───── ENTRIES SUPPLIED ─────

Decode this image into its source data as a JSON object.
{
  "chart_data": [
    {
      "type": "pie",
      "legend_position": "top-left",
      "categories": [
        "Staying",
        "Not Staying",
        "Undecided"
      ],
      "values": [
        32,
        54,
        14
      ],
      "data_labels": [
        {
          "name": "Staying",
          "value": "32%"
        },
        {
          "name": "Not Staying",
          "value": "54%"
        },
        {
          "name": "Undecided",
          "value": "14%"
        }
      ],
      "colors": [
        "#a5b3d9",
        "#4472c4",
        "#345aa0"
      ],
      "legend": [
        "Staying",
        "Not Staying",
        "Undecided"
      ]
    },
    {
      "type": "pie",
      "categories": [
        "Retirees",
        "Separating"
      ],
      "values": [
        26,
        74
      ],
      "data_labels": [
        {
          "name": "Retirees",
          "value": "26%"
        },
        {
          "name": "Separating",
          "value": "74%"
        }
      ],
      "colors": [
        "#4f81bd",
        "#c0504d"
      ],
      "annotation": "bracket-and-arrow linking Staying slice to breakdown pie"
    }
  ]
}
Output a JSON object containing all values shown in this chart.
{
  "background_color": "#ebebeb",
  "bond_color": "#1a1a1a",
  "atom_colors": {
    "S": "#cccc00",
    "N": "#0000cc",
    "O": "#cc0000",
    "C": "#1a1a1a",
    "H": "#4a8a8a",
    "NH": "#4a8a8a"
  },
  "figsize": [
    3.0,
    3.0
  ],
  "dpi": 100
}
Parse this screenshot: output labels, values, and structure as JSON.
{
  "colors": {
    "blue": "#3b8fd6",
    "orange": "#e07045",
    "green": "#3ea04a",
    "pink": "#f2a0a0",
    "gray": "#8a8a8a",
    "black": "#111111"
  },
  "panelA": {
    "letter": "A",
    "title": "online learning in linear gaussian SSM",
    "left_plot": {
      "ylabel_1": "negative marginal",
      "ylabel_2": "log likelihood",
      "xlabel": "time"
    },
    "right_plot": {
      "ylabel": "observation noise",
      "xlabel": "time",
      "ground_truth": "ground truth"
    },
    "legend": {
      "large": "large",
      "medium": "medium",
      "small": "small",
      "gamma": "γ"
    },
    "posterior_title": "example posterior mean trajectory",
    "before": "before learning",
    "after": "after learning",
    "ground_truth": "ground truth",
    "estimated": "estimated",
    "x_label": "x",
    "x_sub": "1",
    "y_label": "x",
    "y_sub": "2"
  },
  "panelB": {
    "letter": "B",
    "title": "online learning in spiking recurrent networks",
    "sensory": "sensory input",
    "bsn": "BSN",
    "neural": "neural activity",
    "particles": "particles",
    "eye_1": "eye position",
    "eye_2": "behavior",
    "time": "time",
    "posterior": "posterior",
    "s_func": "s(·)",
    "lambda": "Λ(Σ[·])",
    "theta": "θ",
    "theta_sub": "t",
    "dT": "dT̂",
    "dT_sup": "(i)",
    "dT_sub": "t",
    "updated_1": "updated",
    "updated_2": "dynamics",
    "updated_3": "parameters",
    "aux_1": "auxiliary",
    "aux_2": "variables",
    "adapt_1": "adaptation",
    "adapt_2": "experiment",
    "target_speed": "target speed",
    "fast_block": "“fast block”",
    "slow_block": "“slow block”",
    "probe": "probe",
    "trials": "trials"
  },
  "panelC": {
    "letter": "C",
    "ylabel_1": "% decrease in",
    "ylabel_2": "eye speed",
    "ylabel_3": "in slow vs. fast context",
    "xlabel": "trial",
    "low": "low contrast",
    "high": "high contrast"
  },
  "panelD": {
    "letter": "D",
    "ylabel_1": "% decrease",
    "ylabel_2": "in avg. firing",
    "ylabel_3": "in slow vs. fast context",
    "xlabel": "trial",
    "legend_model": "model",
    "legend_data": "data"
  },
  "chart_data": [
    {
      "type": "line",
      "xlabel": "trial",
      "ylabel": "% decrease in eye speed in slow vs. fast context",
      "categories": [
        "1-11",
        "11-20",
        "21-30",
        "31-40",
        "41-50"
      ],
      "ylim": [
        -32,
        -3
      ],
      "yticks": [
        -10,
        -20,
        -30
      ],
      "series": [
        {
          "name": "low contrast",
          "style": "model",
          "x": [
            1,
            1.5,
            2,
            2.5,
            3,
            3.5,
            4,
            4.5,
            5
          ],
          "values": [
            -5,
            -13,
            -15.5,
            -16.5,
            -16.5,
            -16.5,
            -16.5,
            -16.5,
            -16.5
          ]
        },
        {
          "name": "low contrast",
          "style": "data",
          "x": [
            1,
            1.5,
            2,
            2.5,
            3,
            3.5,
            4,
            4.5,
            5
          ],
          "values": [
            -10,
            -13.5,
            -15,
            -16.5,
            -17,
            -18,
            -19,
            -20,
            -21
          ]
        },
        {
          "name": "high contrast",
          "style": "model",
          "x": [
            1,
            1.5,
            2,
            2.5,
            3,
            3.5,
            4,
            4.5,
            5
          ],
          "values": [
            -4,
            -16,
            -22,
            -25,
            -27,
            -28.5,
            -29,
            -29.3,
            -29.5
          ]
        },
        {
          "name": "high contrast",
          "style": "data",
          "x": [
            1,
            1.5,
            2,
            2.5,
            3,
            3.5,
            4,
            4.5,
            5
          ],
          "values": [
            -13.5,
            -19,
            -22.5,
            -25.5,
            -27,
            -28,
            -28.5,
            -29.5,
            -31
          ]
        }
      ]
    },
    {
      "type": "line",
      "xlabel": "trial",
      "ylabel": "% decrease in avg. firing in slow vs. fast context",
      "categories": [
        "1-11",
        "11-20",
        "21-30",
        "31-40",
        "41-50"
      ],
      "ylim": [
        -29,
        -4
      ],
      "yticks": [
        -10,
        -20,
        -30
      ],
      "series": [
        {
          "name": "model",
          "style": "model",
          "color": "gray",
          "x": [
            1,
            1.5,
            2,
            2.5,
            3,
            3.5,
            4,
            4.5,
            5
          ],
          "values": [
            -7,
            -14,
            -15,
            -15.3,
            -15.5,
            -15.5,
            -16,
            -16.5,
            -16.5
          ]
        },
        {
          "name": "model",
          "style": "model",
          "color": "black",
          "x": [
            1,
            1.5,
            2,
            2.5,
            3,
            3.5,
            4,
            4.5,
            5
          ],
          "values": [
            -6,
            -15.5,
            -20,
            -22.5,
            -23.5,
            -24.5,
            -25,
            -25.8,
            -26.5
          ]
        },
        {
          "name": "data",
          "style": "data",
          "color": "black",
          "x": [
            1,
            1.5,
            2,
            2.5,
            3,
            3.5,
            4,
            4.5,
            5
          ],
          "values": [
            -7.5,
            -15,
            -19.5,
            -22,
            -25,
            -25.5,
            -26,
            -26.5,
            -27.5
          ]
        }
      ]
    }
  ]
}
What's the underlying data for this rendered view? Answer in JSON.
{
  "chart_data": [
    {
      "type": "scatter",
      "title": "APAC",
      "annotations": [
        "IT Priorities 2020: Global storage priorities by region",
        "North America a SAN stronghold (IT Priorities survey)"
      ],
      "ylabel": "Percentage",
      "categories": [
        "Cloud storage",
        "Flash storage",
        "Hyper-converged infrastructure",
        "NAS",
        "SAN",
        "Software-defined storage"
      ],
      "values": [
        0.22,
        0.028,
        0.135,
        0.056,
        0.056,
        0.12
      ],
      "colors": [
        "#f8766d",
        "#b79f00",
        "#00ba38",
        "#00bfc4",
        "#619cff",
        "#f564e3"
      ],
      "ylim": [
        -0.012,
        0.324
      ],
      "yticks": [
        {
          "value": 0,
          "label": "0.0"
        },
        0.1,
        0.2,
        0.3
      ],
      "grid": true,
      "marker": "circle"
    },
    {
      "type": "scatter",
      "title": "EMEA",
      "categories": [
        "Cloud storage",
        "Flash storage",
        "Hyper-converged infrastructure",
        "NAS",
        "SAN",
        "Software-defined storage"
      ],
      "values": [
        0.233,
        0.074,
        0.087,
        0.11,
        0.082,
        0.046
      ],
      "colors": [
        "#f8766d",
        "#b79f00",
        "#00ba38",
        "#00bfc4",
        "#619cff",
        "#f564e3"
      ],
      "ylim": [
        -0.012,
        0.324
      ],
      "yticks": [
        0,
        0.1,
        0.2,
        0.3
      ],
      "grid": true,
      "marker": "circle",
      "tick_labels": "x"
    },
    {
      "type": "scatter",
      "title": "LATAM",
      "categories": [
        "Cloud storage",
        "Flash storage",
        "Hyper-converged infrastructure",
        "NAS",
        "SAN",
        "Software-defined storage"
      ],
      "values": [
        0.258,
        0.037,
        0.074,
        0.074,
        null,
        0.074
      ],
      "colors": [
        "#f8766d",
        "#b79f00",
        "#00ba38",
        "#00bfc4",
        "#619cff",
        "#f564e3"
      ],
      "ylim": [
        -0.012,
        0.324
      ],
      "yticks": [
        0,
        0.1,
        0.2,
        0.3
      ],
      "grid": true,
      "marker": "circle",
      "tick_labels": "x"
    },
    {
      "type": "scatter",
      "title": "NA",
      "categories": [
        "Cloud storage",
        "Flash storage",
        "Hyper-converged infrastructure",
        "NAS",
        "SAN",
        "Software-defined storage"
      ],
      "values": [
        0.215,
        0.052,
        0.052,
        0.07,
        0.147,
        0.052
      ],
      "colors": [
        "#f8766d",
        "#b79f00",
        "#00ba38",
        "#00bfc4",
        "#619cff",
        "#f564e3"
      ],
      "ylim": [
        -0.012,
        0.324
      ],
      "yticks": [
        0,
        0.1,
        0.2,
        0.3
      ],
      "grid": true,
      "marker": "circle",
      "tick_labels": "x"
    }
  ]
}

─────

● DESCRIPTION OF THE TASK
Identify and copy all lines with the word "name".

● TASK SOLUTION
          "name": "Staying",
          "name": "Not Staying",
          "name": "Undecided",
          "name": "Retirees",
          "name": "Separating",
          "name": "low contrast",
          "name": "low contrast",
          "name": "high contrast",
          "name": "high contrast",
          "name": "model",
          "name": "model",
          "name": "data",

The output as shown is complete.